» Supplied data:

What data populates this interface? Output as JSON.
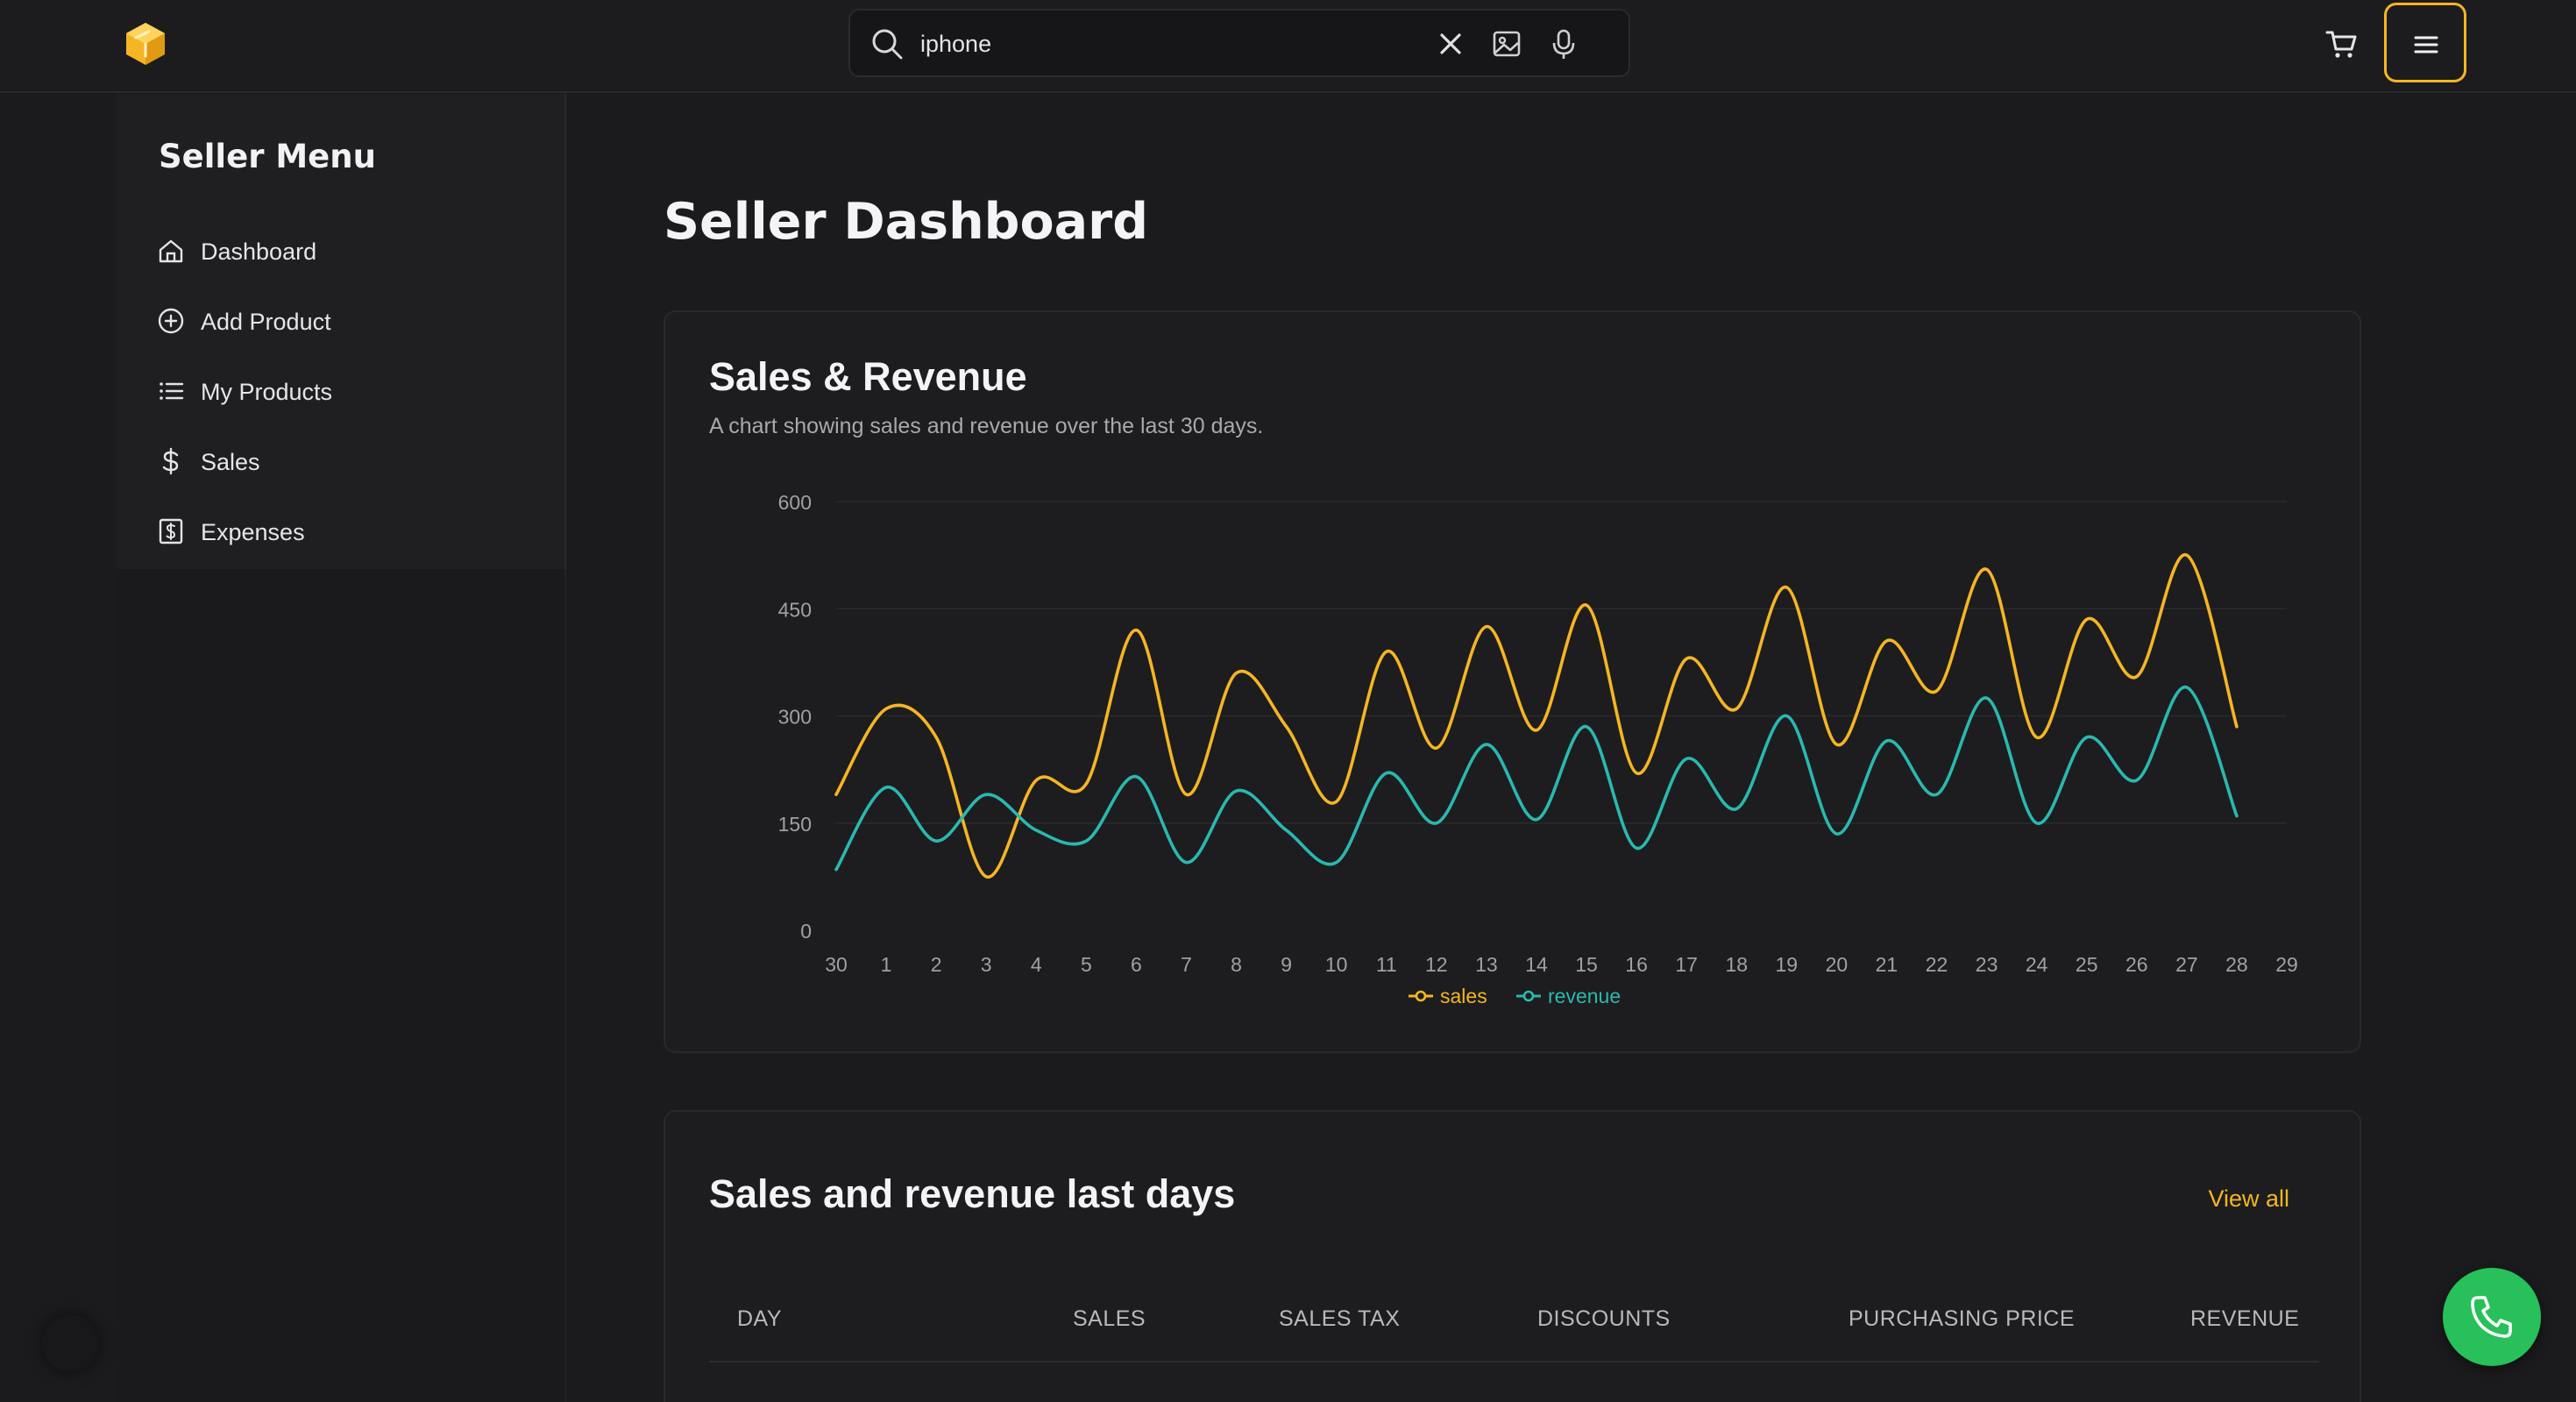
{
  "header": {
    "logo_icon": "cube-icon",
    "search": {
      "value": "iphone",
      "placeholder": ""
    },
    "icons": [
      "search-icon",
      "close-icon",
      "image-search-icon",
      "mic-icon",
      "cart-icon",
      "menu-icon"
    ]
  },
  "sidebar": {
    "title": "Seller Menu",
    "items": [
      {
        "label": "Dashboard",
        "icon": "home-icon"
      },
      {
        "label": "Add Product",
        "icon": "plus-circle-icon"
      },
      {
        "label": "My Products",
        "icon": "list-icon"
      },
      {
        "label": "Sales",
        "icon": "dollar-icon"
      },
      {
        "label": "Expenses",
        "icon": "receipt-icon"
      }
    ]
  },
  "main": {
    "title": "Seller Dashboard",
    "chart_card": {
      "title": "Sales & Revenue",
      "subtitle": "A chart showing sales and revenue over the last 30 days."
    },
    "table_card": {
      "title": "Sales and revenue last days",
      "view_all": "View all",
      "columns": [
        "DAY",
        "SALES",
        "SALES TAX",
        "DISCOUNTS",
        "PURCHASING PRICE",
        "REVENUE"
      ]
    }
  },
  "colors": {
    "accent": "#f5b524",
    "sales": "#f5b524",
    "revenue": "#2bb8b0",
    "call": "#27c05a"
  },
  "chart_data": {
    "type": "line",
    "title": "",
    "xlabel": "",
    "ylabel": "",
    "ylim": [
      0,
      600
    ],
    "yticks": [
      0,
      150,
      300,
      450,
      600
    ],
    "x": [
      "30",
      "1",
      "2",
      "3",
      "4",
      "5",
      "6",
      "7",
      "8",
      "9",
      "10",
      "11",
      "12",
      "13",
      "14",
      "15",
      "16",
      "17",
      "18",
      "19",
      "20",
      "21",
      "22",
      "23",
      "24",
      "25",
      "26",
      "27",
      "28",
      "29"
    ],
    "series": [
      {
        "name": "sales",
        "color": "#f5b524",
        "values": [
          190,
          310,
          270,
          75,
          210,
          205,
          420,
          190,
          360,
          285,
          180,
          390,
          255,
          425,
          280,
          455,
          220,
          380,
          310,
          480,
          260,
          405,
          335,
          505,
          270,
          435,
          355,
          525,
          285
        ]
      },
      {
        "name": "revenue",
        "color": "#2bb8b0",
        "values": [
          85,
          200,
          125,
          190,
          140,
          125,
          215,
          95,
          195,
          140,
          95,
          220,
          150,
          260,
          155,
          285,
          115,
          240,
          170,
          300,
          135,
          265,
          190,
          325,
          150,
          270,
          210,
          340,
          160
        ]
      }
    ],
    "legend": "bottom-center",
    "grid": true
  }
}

* * *

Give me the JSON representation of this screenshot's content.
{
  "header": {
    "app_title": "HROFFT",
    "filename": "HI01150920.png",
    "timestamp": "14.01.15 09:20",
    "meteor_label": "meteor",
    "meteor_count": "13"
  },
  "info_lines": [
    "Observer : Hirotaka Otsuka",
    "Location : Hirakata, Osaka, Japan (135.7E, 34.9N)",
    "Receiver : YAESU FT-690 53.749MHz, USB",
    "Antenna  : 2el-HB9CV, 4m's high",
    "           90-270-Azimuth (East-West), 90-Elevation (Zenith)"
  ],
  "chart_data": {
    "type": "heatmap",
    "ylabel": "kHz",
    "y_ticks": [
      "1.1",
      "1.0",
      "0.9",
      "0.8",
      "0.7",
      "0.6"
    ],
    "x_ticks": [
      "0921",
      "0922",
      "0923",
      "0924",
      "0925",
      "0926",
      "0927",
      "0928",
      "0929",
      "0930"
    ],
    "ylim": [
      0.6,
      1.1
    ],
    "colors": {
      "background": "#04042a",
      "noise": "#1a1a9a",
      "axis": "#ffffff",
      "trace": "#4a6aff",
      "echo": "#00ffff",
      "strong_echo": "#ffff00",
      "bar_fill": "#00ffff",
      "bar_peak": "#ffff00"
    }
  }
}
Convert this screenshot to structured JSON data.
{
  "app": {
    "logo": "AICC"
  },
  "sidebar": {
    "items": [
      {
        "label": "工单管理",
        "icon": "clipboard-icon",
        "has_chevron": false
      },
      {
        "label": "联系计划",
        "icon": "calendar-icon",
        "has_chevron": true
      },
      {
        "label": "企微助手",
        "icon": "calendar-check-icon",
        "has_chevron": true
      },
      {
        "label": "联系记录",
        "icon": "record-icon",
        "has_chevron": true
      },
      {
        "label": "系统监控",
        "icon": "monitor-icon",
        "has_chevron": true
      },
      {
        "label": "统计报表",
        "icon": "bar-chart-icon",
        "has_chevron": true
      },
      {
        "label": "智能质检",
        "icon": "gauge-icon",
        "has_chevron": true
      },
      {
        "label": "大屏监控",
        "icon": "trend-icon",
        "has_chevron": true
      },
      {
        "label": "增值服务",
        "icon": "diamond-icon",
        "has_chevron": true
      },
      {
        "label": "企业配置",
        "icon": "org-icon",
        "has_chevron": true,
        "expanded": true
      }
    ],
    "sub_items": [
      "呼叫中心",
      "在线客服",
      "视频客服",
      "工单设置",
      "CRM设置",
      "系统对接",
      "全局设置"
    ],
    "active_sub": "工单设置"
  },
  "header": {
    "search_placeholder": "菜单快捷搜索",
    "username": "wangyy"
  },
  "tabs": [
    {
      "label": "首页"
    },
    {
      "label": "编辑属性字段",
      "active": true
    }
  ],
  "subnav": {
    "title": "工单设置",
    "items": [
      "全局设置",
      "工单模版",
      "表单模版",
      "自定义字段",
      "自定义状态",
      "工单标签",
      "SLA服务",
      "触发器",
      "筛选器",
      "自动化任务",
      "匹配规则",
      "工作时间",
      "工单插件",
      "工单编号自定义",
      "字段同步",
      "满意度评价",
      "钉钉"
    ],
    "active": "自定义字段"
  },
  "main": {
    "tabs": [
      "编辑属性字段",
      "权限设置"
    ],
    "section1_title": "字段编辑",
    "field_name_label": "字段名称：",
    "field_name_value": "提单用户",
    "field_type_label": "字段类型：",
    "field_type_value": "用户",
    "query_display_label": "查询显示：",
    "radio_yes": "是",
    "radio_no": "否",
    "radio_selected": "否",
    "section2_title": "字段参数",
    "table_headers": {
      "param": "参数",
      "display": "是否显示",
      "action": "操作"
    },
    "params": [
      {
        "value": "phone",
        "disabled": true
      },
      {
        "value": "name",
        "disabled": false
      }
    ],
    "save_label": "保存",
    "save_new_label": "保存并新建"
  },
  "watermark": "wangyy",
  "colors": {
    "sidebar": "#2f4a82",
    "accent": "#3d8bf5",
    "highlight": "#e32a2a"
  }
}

---

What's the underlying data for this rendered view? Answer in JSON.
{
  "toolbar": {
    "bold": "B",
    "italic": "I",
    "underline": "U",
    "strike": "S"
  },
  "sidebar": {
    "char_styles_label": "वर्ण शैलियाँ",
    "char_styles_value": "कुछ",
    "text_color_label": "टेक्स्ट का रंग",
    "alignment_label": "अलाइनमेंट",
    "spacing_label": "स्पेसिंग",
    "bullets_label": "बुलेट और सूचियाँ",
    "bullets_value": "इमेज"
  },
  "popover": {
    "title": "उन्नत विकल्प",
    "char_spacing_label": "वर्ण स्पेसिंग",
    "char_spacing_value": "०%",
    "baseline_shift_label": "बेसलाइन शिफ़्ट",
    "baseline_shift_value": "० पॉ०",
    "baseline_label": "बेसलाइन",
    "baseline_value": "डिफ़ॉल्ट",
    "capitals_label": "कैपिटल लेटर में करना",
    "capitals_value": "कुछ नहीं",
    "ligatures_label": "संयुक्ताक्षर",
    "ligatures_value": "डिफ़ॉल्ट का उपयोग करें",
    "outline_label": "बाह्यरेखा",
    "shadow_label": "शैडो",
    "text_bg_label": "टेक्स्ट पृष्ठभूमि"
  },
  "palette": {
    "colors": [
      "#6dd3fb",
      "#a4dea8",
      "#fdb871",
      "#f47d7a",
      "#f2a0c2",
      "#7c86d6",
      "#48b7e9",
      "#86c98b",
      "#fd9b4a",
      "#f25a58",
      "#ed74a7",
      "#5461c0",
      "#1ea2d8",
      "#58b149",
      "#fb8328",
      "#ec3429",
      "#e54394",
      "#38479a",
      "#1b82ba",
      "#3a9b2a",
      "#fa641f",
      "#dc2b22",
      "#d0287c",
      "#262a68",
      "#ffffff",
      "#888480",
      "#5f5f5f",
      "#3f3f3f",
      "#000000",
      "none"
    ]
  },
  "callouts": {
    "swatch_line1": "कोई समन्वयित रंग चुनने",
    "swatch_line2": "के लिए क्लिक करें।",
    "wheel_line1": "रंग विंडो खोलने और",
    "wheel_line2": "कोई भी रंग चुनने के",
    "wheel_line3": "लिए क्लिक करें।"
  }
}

» Goal of the exercise: Identify each line in the entries with the word "Dashboard" and copy it.

» Finished task:
        "label": "Dashboard",
    "title": "Seller Dashboard",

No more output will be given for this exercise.